• _WRITTEN TASK_:
Find how many lines in the material hold the word "apparat", then state that number and nothing more.

Records from a collection:
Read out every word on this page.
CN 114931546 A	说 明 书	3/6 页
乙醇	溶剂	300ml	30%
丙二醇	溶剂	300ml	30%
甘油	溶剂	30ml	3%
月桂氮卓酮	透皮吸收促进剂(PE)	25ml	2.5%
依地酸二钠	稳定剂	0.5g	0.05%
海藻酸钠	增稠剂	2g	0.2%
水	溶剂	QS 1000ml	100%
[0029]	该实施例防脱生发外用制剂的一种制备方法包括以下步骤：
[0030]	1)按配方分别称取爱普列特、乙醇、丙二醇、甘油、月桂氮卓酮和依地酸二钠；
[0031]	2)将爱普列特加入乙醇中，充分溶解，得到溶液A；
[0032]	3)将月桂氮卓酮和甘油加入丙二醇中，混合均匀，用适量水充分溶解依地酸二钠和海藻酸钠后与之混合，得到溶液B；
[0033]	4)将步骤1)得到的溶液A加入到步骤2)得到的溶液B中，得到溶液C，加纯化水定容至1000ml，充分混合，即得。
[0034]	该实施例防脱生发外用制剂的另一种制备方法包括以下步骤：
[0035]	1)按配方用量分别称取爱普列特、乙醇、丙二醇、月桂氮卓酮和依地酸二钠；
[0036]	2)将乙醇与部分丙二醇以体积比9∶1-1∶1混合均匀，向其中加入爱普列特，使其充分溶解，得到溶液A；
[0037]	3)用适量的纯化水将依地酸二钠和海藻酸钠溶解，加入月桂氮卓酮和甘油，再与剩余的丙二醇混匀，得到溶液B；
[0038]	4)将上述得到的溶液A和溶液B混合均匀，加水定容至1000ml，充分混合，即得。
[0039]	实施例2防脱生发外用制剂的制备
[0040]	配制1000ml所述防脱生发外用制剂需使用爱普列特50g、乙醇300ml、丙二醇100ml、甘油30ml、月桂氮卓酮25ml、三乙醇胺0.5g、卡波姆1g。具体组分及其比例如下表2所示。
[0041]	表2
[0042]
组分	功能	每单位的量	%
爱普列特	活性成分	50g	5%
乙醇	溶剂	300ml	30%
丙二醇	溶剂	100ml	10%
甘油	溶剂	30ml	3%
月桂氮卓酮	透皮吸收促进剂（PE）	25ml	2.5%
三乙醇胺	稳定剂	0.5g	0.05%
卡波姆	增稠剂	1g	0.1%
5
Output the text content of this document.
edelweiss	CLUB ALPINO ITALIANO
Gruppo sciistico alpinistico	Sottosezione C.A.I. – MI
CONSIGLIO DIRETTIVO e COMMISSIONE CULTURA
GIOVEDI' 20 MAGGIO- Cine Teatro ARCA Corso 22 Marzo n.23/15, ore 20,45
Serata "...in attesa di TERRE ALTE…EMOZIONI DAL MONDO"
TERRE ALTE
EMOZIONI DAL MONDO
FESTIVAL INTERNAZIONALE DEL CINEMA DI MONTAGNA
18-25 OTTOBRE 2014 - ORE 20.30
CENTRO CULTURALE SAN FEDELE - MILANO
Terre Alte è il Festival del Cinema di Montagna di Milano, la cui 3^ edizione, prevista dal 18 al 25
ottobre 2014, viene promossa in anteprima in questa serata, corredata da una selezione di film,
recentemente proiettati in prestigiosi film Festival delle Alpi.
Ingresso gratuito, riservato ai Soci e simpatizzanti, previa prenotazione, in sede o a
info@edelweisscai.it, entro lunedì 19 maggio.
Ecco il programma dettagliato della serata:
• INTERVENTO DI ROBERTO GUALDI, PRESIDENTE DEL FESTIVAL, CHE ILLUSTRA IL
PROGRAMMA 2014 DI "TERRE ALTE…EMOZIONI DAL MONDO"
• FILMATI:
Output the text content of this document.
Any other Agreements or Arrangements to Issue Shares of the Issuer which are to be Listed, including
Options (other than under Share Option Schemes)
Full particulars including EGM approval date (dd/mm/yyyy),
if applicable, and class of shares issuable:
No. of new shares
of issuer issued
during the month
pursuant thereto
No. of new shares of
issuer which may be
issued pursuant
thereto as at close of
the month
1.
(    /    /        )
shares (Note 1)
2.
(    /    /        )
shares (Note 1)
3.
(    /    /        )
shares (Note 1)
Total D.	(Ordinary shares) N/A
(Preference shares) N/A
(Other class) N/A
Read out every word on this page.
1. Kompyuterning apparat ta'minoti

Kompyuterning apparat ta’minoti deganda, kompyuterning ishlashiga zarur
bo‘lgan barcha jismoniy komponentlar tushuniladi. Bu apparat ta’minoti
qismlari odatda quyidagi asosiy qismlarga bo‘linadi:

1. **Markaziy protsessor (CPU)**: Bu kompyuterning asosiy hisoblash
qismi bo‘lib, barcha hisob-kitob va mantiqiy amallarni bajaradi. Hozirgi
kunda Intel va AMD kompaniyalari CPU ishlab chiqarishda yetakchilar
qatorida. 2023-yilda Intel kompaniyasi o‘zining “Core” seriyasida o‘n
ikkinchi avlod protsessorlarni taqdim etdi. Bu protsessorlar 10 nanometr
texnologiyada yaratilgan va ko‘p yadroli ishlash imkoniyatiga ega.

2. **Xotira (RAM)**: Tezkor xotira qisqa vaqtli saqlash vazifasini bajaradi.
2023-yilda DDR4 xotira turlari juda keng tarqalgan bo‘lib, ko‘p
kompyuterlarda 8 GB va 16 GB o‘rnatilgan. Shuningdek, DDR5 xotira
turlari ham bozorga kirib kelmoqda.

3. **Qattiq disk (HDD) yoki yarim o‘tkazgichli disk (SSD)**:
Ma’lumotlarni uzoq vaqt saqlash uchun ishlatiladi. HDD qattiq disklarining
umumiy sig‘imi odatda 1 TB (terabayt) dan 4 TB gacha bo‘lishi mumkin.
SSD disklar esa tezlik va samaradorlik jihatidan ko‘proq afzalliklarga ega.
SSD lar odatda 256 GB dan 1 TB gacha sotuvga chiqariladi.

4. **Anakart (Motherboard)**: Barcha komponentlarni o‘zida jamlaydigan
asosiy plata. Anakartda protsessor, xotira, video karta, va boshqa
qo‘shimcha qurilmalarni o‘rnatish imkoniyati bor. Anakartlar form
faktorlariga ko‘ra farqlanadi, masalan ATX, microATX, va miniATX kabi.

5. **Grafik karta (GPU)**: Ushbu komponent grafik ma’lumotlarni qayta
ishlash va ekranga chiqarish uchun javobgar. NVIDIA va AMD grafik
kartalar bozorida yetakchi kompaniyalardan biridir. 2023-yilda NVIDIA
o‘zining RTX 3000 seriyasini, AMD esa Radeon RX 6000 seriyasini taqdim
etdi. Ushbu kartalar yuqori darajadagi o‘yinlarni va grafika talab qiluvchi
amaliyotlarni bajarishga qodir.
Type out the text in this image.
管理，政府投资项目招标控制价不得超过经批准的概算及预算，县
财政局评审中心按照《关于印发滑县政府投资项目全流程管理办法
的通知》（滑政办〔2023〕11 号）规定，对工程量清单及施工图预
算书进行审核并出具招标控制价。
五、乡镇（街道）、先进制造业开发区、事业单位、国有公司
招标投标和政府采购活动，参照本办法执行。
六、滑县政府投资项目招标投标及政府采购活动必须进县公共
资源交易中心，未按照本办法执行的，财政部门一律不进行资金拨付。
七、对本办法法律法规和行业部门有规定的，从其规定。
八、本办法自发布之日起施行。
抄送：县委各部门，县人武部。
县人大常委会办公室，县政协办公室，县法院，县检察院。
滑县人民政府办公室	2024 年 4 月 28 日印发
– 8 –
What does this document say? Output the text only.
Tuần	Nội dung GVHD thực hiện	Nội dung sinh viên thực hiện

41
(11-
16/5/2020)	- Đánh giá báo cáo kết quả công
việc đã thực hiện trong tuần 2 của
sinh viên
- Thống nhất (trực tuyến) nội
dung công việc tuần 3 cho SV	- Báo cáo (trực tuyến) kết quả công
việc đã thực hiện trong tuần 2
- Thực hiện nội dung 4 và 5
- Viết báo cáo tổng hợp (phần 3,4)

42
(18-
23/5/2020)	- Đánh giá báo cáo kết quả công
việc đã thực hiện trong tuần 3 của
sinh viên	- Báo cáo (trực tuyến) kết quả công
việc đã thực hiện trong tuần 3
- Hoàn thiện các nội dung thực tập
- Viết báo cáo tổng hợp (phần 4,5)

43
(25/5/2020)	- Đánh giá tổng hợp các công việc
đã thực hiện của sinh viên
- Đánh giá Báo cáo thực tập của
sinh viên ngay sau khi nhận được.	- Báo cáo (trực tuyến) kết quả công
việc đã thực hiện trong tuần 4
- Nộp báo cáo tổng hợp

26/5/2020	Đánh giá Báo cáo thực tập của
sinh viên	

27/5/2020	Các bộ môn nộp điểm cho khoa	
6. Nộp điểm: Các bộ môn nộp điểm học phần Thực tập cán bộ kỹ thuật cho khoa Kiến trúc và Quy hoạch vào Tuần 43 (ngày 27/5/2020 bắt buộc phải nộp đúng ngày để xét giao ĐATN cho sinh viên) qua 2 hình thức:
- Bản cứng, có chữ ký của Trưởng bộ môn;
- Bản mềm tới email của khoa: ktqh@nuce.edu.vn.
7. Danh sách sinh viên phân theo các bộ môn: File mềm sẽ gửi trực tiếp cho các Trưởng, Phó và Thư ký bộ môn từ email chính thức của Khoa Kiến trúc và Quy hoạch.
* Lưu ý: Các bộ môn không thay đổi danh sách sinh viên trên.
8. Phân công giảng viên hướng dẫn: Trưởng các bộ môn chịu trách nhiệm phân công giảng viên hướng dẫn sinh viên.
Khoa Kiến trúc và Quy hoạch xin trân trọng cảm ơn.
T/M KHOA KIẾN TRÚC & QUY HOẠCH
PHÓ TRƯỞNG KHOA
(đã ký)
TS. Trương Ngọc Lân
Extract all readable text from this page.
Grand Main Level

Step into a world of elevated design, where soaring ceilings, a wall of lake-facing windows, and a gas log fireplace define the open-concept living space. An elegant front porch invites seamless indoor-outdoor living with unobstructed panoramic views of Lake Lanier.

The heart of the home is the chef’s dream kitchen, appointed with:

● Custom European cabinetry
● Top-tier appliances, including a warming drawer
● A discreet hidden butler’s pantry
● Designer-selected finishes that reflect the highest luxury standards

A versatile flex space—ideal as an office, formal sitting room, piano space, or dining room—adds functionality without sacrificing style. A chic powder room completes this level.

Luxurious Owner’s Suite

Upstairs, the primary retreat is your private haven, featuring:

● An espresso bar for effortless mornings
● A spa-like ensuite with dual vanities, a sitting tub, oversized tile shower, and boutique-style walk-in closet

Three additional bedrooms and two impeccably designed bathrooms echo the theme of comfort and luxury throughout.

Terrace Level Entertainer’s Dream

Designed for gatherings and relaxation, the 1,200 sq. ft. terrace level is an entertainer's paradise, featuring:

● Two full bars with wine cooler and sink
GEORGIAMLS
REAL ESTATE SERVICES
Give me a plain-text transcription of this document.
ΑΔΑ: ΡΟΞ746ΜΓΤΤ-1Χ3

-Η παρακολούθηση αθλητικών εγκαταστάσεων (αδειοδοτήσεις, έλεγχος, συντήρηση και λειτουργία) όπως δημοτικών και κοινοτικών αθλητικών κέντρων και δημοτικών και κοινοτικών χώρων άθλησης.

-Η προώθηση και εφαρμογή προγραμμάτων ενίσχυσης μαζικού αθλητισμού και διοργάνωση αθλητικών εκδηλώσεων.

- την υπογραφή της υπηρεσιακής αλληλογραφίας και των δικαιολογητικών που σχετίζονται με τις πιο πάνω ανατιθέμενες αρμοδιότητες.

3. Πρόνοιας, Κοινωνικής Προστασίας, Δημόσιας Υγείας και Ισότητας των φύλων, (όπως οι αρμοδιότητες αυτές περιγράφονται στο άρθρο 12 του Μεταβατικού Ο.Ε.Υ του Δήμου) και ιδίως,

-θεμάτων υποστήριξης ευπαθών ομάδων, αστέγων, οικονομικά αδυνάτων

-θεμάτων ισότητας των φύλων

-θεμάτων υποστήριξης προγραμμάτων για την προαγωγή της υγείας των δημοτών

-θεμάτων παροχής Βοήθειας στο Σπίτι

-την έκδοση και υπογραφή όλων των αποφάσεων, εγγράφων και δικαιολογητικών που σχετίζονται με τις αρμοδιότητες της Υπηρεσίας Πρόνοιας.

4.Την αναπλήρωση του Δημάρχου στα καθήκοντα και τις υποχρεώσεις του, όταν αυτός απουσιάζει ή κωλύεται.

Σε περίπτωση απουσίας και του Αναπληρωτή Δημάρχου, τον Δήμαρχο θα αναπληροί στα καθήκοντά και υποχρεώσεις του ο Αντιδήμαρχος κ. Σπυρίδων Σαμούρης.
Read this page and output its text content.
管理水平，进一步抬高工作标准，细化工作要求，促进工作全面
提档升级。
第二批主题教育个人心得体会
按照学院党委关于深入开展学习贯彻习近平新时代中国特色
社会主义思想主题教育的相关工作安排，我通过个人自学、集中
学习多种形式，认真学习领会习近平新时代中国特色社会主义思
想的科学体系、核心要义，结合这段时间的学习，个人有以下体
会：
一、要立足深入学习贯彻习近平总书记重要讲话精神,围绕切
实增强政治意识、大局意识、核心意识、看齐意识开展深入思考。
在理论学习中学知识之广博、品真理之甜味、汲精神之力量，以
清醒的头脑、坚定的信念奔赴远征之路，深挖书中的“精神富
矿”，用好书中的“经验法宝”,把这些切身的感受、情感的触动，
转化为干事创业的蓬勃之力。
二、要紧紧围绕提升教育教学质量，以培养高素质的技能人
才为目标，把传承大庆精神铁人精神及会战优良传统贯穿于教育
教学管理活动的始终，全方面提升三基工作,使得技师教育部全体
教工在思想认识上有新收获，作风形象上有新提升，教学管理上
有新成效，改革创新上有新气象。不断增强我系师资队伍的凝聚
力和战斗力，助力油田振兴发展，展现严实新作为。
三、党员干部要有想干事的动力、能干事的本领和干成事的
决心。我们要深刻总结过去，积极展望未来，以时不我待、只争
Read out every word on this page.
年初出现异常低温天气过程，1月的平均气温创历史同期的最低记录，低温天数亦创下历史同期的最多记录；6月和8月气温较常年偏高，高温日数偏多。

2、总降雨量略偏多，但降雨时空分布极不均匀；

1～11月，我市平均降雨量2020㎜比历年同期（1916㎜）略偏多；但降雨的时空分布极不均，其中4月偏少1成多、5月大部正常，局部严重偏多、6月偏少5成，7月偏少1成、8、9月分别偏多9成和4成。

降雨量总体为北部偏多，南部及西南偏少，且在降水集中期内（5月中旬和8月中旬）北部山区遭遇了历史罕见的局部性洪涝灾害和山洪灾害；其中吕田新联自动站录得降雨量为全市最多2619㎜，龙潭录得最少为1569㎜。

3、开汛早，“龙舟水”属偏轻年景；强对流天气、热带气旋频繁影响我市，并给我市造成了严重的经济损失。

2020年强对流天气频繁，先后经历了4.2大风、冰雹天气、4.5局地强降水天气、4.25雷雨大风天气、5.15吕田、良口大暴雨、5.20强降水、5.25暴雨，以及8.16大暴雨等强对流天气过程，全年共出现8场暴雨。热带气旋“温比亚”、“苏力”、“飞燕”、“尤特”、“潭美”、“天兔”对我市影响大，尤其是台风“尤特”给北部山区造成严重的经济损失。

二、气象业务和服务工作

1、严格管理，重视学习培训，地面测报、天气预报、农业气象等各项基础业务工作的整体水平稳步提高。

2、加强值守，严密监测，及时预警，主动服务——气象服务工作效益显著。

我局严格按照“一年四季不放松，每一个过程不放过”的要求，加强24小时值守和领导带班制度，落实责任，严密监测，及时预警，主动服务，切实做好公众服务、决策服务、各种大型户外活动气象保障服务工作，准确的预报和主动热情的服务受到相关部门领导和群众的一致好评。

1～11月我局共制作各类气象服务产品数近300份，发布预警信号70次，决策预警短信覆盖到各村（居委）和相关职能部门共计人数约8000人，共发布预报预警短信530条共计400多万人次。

• _RESULT OF THIS TASK_:
3